[Data entries]
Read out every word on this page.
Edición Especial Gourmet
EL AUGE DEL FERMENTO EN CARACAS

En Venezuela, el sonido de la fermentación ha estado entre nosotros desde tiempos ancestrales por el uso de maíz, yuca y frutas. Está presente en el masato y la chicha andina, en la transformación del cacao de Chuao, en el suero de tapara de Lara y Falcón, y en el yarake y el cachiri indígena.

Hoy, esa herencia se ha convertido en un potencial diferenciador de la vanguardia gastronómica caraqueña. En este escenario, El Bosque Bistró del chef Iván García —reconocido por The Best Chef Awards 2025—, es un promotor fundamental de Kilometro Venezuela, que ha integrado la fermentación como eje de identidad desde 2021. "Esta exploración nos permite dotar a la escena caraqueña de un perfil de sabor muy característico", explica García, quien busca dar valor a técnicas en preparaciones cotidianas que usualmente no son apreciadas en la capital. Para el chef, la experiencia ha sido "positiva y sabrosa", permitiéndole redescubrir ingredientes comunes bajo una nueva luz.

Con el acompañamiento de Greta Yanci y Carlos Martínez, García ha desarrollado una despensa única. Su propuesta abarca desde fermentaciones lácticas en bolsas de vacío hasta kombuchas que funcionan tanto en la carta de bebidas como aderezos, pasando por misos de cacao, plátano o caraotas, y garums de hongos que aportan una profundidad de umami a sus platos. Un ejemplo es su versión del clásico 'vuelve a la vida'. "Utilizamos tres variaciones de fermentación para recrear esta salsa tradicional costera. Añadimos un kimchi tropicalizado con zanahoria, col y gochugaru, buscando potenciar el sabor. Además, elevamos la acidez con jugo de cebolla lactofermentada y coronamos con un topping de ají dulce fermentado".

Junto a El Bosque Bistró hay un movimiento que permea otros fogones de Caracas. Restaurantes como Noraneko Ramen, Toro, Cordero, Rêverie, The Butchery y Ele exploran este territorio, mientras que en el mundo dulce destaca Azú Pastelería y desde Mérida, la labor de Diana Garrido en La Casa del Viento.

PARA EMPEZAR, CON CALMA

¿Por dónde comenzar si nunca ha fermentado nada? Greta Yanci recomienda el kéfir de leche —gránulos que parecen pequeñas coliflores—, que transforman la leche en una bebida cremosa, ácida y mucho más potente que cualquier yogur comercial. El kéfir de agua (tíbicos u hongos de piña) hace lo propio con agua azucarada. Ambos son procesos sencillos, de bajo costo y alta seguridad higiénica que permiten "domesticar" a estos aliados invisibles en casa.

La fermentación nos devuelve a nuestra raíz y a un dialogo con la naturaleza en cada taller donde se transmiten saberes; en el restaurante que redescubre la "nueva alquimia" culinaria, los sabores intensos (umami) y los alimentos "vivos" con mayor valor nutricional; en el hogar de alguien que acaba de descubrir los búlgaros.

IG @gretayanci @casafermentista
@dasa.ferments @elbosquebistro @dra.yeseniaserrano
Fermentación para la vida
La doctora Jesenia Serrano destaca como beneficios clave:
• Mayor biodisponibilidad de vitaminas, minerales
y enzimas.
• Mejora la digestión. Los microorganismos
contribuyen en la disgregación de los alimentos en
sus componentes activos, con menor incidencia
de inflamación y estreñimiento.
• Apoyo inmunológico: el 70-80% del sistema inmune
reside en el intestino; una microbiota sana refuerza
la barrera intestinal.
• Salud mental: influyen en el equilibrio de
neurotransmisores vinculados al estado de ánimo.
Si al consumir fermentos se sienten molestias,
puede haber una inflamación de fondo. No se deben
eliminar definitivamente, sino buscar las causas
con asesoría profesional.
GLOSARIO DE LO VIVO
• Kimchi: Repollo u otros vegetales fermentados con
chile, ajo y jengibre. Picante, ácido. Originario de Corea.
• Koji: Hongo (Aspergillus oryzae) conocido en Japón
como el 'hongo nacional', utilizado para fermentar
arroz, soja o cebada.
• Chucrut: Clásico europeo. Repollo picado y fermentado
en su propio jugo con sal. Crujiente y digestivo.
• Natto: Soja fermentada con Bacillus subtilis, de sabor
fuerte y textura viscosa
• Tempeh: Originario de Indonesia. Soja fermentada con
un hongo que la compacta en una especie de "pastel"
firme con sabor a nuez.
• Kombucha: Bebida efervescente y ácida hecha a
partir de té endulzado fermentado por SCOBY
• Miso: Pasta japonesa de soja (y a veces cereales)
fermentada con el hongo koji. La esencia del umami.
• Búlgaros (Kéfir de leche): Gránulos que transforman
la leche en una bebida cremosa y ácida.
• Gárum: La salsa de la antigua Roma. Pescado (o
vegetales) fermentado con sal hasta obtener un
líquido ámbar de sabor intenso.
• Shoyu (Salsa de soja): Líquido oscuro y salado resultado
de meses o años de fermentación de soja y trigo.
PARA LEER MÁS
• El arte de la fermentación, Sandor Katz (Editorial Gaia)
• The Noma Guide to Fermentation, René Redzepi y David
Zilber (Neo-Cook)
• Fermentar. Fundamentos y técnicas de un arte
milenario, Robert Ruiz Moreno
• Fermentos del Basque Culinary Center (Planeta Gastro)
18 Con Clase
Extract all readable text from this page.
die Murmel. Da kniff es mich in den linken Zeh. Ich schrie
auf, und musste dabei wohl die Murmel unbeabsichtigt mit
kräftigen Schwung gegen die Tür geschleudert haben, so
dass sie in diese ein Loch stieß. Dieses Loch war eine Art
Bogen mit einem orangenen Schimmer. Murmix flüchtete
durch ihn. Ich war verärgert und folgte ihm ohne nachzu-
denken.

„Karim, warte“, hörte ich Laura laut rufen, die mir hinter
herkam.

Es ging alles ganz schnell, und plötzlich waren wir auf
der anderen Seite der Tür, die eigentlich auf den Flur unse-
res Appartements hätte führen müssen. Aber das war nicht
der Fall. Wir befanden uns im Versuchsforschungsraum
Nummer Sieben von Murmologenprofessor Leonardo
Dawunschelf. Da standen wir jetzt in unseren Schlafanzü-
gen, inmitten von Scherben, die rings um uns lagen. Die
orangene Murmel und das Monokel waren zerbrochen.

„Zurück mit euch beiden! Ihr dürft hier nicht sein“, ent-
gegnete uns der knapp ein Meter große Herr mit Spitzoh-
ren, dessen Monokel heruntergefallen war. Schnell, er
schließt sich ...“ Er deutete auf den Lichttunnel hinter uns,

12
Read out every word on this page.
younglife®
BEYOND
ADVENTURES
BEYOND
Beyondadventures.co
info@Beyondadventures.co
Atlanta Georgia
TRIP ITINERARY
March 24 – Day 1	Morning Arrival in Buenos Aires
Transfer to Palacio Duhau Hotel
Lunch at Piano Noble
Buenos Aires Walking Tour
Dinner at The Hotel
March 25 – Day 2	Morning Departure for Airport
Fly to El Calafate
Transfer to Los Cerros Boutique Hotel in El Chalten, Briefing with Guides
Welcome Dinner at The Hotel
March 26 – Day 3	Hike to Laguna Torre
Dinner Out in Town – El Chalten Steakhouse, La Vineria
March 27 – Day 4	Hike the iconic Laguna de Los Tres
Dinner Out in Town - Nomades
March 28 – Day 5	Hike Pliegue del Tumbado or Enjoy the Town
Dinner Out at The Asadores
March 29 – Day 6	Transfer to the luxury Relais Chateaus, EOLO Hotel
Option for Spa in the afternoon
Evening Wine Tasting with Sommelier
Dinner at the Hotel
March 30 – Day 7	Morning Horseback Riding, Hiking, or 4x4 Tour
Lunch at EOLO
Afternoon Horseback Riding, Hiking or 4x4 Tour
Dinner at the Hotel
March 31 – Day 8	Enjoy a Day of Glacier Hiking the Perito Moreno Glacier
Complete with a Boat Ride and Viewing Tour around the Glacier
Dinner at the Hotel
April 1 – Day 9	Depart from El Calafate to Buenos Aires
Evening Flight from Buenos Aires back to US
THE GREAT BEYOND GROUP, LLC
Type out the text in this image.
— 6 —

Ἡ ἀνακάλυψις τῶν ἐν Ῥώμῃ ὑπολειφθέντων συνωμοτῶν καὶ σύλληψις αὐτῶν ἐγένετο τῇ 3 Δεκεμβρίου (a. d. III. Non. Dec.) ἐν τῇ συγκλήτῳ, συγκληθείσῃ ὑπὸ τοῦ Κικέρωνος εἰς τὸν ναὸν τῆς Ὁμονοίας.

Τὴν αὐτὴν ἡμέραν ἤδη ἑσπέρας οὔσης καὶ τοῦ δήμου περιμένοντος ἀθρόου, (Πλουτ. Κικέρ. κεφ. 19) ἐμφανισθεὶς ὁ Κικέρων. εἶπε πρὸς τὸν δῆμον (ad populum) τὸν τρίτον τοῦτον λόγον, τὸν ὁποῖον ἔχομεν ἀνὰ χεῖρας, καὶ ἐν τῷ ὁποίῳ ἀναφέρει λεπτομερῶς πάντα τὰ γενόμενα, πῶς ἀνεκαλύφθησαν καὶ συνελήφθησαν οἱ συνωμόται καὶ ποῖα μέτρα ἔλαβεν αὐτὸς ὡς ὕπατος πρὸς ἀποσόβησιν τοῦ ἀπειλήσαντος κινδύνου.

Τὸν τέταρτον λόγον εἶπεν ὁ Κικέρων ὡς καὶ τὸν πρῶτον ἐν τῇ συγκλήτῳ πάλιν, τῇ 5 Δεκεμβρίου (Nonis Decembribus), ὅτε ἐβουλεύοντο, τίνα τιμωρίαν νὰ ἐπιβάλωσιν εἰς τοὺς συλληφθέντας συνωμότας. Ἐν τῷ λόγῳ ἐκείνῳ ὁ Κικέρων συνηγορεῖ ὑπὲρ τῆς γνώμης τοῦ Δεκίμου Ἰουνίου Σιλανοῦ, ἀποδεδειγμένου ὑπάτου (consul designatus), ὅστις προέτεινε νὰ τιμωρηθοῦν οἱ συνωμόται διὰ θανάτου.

→ Task prompt: Of the lines above, how many include the word "Evening"? Reply with the number alone.

→ Problem solution: 2